◆ **Recorded data**
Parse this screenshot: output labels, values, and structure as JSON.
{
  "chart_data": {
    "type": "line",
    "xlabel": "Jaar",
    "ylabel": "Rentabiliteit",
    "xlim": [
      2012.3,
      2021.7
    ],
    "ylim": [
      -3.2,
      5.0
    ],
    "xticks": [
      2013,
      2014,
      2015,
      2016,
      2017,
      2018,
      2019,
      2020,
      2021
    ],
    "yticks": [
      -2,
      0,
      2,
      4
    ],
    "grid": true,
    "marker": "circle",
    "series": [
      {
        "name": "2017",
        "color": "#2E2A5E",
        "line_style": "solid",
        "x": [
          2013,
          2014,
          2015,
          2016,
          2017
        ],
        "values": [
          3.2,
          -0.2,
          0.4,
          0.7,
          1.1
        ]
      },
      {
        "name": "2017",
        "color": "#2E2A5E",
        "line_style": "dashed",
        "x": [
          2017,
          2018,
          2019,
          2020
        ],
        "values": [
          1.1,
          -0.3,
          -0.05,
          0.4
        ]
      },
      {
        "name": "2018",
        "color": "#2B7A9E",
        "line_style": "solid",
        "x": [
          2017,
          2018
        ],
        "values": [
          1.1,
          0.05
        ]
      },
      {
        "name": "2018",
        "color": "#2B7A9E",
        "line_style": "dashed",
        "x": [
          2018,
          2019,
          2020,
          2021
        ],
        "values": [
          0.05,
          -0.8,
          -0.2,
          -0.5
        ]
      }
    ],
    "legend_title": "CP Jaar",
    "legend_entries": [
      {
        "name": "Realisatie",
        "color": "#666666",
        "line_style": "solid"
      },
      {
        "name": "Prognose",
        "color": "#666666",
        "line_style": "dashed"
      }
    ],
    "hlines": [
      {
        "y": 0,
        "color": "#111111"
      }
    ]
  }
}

◆ **What is asked**
Repeat the records above exactly as they appear.

◆ **Solution to this task**
Parse this screenshot: output labels, values, and structure as JSON.
{
  "chart_data": {
    "type": "line",
    "xlabel": "Jaar",
    "ylabel": "Rentabiliteit",
    "xlim": [
      2012.3,
      2021.7
    ],
    "ylim": [
      -3.2,
      5.0
    ],
    "xticks": [
      2013,
      2014,
      2015,
      2016,
      2017,
      2018,
      2019,
      2020,
      2021
    ],
    "yticks": [
      -2,
      0,
      2,
      4
    ],
    "grid": true,
    "marker": "circle",
    "series": [
      {
        "name": "2017",
        "color": "#2E2A5E",
        "line_style": "solid",
        "x": [
          2013,
          2014,
          2015,
          2016,
          2017
        ],
        "values": [
          3.2,
          -0.2,
          0.4,
          0.7,
          1.1
        ]
      },
      {
        "name": "2017",
        "color": "#2E2A5E",
        "line_style": "dashed",
        "x": [
          2017,
          2018,
          2019,
          2020
        ],
        "values": [
          1.1,
          -0.3,
          -0.05,
          0.4
        ]
      },
      {
        "name": "2018",
        "color": "#2B7A9E",
        "line_style": "solid",
        "x": [
          2017,
          2018
        ],
        "values": [
          1.1,
          0.05
        ]
      },
      {
        "name": "2018",
        "color": "#2B7A9E",
        "line_style": "dashed",
        "x": [
          2018,
          2019,
          2020,
          2021
        ],
        "values": [
          0.05,
          -0.8,
          -0.2,
          -0.5
        ]
      }
    ],
    "legend_title": "CP Jaar",
    "legend_entries": [
      {
        "name": "Realisatie",
        "color": "#666666",
        "line_style": "solid"
      },
      {
        "name": "Prognose",
        "color": "#666666",
        "line_style": "dashed"
      }
    ],
    "hlines": [
      {
        "y": 0,
        "color": "#111111"
      }
    ]
  }
}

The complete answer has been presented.